== EXCERPT TO READ

Posts Tagged ‘holiday’

A perfect pitcher: herbs, tequila and Cinco de Mayo

Tuesday, April 30th, 2013

Wow, I think my calendar did stop since my last post because here it is almost Cinco de Mayo. ..

Here is a quick quiz. When hankering for a drink on Cinco de Mayo, do you:

  1. Avoid tequila because of “that one time when I…” ? (then you really should see my past post on the subject).
  2. Embrace the tequila, but drown the taste with artificial sweet and sour mix, or worse, one of those pre-mixed, pre-frozen tubs of margaritas (“Just Add Tequila!”).
  3. Say the hell with it, and grab some Mexican beer instead?

I’m not a counselor, so I won’t be diagnosing where you fall on the scale of tequila-avoiders. Nor can I relate to your plight because I love tequila. Nonetheless, I do have a solution.  I call it Herbaceous*, but that’s partly for lack of inspiration (do you know, naming cocktails is often harder than creating them?).

Herbaceous* mixes a couple of tasty herbs while cutting the tequila with vodka. I can’t even remember why I did this initially – did I run out of tequila? – but it works. Red and my friend PRS, both tequila shunners, like this pitcher drink a lot. The taste of tequila is still present, but softer, and pairs seamlessly with the flavors of cilantro and lemon-thyme. The overall ratio of booze to non-booze makes it light and refreshing.

====

ACTIVITY 1: In the Cinco de Mayo cocktail post, what spirit does the Herbaceous pitcher use to cut the tequila?
ACTIVITY 2: Extend the Cinco de Mayo cocktail post, starting after its last sentence.

== GIVEN INFORMATION

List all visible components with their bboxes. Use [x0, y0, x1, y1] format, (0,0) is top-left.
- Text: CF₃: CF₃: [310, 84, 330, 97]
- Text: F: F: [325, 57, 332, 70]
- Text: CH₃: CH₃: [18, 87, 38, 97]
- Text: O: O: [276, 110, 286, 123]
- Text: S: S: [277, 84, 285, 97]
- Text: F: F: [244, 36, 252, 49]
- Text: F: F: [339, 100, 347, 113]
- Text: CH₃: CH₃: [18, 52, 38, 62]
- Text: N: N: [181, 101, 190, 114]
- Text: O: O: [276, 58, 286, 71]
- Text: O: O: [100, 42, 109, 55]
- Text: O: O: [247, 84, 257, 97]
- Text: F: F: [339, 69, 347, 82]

====

WRITTEN REPLY 1: Vodka.

WRITTEN REPLY 2:
The Herbaceous pitcher drink uses muddle cilantro and lemon-thyme syrup. Use about this much lemon-thyme per 1 cup of sugar with 1 cup of water.

The Herbaceous pitcher drink uses muddle cilantro and lemon-thyme syrup. Twelve stems of cilantro are shown here on the cutting board. Use about this much lemon-thyme (on the right) per 1 cup of sugar with 1 cup of water for the syrup.

Herbaceous*

Bunch of cilantro (approx. 12 stems)
6 oz reposado tequila
6 oz vodka
6 oz fresh lime juice
11 oz lemon-thyme syrup
24 oz club soda

Muddle the cilantro with lime juice in a pitcher. Add lemon-thyme syrup, tequila and vodka and stir well. Refrigerate for one hour, and then gently stir in chilled club soda. Serve on the rocks in a short bucket glass.  The recipe above serves 12.

Lemon-Thyme Syrup

1 c. sugar
1 c. water
4-5 stems of lemon-thyme (see photo)

Boil sugar and water together until sugar is dissolved. Remove from heat and drop in rinsed lemon-thyme stems. Cover and steep for 30 minutes, then strain out solids and cool liquid. Makes 12 ounces.  I recommend doubling this recipe so that you have the syrup ready for an ice tea sweetener – I keep this on hand year-round.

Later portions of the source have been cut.